— Begin The records —

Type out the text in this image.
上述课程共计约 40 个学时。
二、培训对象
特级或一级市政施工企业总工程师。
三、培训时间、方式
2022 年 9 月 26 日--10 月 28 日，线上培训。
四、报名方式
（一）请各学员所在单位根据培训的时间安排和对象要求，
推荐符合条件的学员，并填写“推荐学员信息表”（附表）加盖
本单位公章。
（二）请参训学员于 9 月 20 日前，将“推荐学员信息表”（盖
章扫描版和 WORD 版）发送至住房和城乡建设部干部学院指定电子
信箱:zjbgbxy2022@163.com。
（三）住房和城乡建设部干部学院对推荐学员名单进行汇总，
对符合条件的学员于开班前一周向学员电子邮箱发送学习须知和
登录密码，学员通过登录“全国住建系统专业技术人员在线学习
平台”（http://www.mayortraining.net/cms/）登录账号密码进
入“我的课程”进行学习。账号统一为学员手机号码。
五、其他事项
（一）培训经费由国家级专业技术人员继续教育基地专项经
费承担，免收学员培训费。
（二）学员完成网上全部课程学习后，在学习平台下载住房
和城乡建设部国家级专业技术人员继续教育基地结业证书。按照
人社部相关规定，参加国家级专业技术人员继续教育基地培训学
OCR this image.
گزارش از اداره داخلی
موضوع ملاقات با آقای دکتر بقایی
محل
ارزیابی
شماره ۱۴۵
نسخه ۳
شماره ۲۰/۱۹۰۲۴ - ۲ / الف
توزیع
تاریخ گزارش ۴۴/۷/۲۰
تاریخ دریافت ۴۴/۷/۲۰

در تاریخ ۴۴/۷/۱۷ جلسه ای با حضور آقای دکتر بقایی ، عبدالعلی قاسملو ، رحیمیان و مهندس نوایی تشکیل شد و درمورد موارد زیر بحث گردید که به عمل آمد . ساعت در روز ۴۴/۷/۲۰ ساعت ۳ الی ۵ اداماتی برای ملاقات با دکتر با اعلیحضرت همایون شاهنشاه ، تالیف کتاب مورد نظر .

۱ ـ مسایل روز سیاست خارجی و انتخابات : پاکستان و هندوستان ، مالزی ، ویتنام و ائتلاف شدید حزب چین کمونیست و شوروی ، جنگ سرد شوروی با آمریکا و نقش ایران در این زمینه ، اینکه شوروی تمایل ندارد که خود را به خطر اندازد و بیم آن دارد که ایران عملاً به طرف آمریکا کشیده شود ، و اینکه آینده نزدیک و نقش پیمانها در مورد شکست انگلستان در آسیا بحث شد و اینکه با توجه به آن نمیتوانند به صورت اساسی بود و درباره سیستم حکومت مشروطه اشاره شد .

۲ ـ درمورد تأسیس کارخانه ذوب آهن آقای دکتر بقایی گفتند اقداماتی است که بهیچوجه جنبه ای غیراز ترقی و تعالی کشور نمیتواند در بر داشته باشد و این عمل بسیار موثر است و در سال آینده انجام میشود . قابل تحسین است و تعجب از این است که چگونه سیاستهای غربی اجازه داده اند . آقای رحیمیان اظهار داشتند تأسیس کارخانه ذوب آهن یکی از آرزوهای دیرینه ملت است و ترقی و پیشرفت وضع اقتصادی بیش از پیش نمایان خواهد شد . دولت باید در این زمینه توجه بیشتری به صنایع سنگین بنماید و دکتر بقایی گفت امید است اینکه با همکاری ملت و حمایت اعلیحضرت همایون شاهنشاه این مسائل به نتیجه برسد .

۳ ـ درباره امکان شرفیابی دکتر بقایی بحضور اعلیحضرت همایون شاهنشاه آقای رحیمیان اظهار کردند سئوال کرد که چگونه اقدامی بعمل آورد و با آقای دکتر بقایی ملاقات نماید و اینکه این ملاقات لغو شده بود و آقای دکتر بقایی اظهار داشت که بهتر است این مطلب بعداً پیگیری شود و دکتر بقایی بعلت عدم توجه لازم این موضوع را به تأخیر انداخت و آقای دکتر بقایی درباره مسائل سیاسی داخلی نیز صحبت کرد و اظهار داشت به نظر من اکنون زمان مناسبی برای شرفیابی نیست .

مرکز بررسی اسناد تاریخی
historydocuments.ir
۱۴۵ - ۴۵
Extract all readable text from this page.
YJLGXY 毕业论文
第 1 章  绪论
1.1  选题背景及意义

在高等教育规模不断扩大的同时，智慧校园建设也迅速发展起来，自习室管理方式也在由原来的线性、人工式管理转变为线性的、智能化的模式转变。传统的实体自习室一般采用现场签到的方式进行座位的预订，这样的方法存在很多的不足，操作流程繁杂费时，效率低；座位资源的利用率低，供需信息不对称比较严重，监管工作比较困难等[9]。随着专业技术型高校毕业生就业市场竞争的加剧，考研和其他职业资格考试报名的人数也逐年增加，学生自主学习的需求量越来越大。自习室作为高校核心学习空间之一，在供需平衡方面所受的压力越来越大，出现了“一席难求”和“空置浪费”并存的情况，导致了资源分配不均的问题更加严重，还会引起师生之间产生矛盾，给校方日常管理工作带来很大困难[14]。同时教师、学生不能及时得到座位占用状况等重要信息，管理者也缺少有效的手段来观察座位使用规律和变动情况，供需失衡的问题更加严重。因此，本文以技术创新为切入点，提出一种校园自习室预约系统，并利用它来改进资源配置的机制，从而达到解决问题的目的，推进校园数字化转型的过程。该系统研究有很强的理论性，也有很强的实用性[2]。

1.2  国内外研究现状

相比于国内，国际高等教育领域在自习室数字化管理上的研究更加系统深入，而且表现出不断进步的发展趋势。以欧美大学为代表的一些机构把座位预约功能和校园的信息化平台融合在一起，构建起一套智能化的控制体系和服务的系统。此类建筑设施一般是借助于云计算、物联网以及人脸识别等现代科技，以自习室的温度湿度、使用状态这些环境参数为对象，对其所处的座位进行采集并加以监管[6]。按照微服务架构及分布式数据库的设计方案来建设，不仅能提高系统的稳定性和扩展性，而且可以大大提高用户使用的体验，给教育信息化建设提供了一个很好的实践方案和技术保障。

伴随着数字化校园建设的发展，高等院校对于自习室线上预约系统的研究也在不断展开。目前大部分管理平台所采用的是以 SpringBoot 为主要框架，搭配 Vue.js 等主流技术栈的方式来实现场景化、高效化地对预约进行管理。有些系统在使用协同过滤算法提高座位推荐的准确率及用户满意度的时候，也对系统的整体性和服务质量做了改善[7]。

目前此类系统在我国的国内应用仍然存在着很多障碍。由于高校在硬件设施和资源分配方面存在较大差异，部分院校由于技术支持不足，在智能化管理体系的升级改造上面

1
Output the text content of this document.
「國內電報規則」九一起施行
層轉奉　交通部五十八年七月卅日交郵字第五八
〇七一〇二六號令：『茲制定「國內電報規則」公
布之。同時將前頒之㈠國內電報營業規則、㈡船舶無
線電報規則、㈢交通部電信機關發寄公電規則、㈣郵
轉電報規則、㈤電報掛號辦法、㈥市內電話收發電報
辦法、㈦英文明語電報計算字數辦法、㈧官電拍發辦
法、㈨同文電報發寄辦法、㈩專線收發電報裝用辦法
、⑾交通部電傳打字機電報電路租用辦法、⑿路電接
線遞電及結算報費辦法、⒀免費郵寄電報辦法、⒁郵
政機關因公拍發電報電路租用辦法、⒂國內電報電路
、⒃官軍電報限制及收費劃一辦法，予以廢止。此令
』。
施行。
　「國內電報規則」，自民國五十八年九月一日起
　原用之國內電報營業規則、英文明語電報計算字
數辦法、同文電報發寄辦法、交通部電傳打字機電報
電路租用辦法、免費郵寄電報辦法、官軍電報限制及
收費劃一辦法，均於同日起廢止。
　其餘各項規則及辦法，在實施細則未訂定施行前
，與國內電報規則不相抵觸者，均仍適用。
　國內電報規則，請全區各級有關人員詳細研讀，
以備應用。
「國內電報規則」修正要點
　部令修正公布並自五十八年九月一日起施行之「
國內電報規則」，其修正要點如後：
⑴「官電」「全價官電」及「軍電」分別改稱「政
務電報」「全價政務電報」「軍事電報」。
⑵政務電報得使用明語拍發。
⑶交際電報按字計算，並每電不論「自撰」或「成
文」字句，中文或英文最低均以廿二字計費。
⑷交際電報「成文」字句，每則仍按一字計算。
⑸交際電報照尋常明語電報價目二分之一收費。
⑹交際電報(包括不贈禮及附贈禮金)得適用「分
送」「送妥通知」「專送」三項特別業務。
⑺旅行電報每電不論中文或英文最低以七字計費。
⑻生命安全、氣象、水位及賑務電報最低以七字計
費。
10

— End The records —

Given request:
Pick out each line containing "مسائل" and report it.

Response to the task:
۲ ـ درمورد تأسیس کارخانه ذوب آهن آقای دکتر بقایی گفتند اقداماتی است که بهیچوجه جنبه ای غیراز ترقی و تعالی کشور نمیتواند در بر داشته باشد و این عمل بسیار موثر است و در سال آینده انجام میشود . قابل تحسین است و تعجب از این است که چگونه سیاستهای غربی اجازه داده اند . آقای رحیمیان اظهار داشتند تأسیس کارخانه ذوب آهن یکی از آرزوهای دیرینه ملت است و ترقی و پیشرفت وضع اقتصادی بیش از پیش نمایان خواهد شد . دولت باید در این زمینه توجه بیشتری به صنایع سنگین بنماید و دکتر بقایی گفت امید است اینکه با همکاری ملت و حمایت اعلیحضرت همایون شاهنشاه این مسائل به نتیجه برسد .
۳ ـ درباره امکان شرفیابی دکتر بقایی بحضور اعلیحضرت همایون شاهنشاه آقای رحیمیان اظهار کردند سئوال کرد که چگونه اقدامی بعمل آورد و با آقای دکتر بقایی ملاقات نماید و اینکه این ملاقات لغو شده بود و آقای دکتر بقایی اظهار داشت که بهتر است این مطلب بعداً پیگیری شود و دکتر بقایی بعلت عدم توجه لازم این موضوع را به تأخیر انداخت و آقای دکتر بقایی درباره مسائل سیاسی داخلی نیز صحبت کرد و اظهار داشت به نظر من اکنون زمان مناسبی برای شرفیابی نیست .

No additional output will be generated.